- _Task instructions_: Return every line below in which "silver" appears.
--- start Supplied information ---
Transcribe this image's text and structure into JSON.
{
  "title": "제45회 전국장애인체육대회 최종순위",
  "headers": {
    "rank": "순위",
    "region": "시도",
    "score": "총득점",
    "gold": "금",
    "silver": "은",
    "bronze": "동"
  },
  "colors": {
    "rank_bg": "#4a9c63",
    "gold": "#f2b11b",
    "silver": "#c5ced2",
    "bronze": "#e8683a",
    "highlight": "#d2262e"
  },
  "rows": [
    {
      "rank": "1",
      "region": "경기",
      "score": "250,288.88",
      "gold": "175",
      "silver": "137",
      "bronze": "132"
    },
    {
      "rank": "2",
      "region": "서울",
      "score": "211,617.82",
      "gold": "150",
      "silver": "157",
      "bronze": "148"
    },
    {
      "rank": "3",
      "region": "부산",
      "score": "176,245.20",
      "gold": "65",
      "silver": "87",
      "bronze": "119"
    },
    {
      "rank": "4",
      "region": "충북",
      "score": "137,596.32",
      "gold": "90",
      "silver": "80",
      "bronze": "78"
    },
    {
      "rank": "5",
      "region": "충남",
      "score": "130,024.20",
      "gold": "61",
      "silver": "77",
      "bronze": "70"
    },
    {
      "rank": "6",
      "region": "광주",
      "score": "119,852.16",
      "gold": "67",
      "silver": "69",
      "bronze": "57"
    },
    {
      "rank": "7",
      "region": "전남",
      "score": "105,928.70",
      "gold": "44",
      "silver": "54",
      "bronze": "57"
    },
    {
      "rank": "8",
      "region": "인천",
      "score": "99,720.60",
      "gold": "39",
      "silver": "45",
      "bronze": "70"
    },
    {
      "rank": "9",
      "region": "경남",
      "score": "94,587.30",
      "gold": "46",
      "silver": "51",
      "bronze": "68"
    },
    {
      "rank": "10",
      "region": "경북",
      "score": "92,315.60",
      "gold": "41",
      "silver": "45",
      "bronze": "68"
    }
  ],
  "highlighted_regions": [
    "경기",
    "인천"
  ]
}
--- end Supplied information ---
- _Response to the exercise_:
    "silver": "은",
    "silver": "#c5ced2",
      "silver": "137",
      "silver": "157",
      "silver": "87",
      "silver": "80",
      "silver": "77",
      "silver": "69",
      "silver": "54",
      "silver": "45",
      "silver": "51",
      "silver": "45",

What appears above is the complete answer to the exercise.